TEXTO –
--------------------------------
El profesor William Caraballo enseña en una escuela rural de Chachas con equipos adquiridos con su propio dinero.
Por: Carlos Vásquez Gonzáles. Periodista
Cada 6 de julio el país rinde homenaje a los maestros. Se pronuncian discursos sobre su entrega, se les llama el pilar de la educación y se les agradece por formar a las futuras generaciones. Pero apenas termina la ceremonia, miles de docentes vuelven a una realidad que desmiente esos reconocimientos: enseñar en el Perú sigue significando poner de su propio bolsillo lo que el Estado no garantiza.
La historia del profesor William Caraballo Morales lo evidencia. A sus 43 años, trabaja desde hace dos en la institución educativa nivel primario del anexo de Huarocopalca, en Chachas (Castilla). Enseña a trece estudiantes de quinto y sexto de primaria en una misma aula y soporta temperaturas que durante las heladas alcanzan los 20 grados bajo cero. Al implacable frío, su otro gran obstáculo, es la precariedad.
Consciente de que la tecnología mejora el aprendizaje, compró con su propio dinero un proyector multimedia para desarrollar sus clases. Nadie se lo entregó. Lo adquirió porque su compromiso con los niños fue más fuerte que la indiferencia de un sistema que exige resultados, pero no proporciona las herramientas para alcanzarlos.
El caso de William, quien llegó desde su natal Chumbivilcas, no es aislado. Según la Gerencia Regional de Educación, en Arequipa hay un promedio de mil docentes rurales que trabajan en condiciones adversas no solo climáticas, sino en logísticas e infraestructura en sus centros de trabajo y, por supuesto, deben comprar sus propios materiales, pagar impresiones, equipos y útiles para que sus alumnos reciban una educación digna. Lo preocupante es que esta situación se haya normalizado, me dice el profesor William mientras recorre el ambiente conmigo.
--------------------------------
DATOS MOSTRADOS –
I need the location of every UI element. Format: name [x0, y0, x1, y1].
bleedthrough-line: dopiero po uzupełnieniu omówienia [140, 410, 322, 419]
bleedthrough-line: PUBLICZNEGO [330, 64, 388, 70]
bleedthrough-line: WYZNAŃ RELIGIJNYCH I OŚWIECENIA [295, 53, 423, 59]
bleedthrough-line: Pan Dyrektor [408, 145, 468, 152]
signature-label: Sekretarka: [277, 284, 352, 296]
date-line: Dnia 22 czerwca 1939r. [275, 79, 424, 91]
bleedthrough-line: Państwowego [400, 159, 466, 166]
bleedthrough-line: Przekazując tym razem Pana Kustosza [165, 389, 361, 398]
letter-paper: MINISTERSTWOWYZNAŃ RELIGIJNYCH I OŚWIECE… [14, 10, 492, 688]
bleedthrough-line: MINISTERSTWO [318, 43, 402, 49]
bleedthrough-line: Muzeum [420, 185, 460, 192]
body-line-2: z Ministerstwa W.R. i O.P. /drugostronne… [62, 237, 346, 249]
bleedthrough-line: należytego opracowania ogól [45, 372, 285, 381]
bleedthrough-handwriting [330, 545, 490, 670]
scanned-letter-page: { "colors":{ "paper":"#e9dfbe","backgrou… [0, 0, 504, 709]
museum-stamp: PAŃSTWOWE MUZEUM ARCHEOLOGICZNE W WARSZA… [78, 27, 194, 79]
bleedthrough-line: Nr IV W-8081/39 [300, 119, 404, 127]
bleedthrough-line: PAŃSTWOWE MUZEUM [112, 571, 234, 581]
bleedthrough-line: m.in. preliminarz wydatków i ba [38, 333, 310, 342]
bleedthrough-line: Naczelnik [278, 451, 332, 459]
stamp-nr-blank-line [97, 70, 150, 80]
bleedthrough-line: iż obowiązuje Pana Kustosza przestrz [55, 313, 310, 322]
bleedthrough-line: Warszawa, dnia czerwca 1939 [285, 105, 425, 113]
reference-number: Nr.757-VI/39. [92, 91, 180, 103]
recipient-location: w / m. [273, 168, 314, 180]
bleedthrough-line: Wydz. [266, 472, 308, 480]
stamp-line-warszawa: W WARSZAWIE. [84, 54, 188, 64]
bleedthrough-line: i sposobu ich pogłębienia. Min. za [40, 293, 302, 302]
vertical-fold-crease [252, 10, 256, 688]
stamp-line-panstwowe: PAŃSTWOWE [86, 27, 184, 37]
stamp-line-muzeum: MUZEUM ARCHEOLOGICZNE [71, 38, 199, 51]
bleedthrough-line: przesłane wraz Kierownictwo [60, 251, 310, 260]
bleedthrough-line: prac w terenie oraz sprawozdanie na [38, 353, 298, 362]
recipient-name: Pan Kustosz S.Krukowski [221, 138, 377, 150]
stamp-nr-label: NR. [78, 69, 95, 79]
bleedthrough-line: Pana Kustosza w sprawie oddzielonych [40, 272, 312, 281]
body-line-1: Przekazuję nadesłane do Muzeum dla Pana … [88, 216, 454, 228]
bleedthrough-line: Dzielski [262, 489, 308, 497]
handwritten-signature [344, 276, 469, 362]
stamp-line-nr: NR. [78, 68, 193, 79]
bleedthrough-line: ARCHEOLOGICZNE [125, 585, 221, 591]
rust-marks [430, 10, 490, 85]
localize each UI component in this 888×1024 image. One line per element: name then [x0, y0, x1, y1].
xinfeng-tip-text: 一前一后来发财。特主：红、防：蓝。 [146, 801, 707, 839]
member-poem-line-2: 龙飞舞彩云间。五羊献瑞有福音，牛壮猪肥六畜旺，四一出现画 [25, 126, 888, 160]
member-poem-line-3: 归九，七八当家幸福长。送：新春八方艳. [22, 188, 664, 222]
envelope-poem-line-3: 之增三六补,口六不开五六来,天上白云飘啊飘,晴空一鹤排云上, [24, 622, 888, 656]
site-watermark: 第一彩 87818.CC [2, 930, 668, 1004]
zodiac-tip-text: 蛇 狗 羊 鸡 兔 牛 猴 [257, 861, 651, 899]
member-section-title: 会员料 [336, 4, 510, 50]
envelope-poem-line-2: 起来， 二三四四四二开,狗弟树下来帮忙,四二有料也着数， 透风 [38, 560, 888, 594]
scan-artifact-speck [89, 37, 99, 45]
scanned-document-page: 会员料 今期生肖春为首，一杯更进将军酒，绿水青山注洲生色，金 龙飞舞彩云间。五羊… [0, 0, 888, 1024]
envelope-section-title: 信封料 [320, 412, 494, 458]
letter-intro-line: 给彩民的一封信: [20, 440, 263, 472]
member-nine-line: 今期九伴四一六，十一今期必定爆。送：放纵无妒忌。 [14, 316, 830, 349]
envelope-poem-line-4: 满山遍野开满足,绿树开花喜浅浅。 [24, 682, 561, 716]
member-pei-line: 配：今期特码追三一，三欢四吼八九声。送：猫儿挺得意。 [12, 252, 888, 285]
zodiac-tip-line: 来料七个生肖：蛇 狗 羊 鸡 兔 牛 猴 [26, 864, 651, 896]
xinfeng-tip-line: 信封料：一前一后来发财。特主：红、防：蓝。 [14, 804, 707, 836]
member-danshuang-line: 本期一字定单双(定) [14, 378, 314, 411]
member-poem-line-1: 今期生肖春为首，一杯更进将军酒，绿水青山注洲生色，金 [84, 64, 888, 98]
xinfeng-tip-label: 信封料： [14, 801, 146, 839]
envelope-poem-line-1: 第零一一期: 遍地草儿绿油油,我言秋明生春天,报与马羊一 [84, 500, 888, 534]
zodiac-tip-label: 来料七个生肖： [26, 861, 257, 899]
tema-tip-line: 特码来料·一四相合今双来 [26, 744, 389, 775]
--------------------------------
EJERCICIOS –
**a.** Haz una lista con todos los nombres de lugares que aparecen en el texto sobre el profesor rural.
**b.** Copia tal cual el fragmento del texto sobre el profesor rural que empieza con "Consciente de que" y sigue hasta "el ambiente conmigo.".
**c.** Sigue escribiendo el texto sobre el profesor rural a partir de su última oración.

RESPUESTAS –
**a.**
- Chachas
- Perú
- Huarocopalca
- Castilla
- Chumbivilcas
- Arequipa

**b.**
Consciente de que la tecnología mejora el aprendizaje, compró con su propio dinero un proyector multimedia para desarrollar sus clases. Nadie se lo entregó. Lo adquirió porque su compromiso con los niños fue más fuerte que la indiferencia de un sistema que exige resultados, pero no proporciona las herramientas para alcanzarlos.
El caso de William, quien llegó desde su natal Chumbivilcas, no es aislado. Según la Gerencia Regional de Educación, en Arequipa hay un promedio de mil docentes rurales que trabajan en condiciones adversas no solo climáticas, sino en logísticas e infraestructura en sus centros de trabajo y, por supuesto, deben comprar sus propios materiales, pagar impresiones, equipos y útiles para que sus alumnos reciban una educación digna. Lo preocupante es que esta situación se haya normalizado, me dice el profesor William mientras recorre el ambiente conmigo.

**c.**
Se aplaude la vocación del docente mientras el Estado traslada silenciosamente sus responsabilidades a quienes menos deberían asumirlas. No se puede hablar de calidad educativa cuando son los propios maestros quienes subsidian al sistema. La educación pública no puede depender del sacrificio personal ni de la capacidad económica de cada docente. Eso no es compromiso institucional; es precarización.
El profesor William merece reconocimiento, pero también merece trabajar en las condiciones que cualquier profesional esperaría de su empleador. El verdadero homenaje a los maestros no consiste en un diploma ni en un discurso anual, sino en garantizar escuelas equipadas, recursos suficientes y respeto por una profesión que sigue sosteniendo la educación pública, muchas veces, a costa de su propio esfuerzo y de su propio salario.
CITA
«El verdadero homenaje a los maestros es garantizar escuelas equipadas y condiciones de trabajo dignas.»
CIFRA
Mil docentes rurales aproximadamente trabajan en condiciones adversas en Arequipa, según la Gerencia Regional de Educación.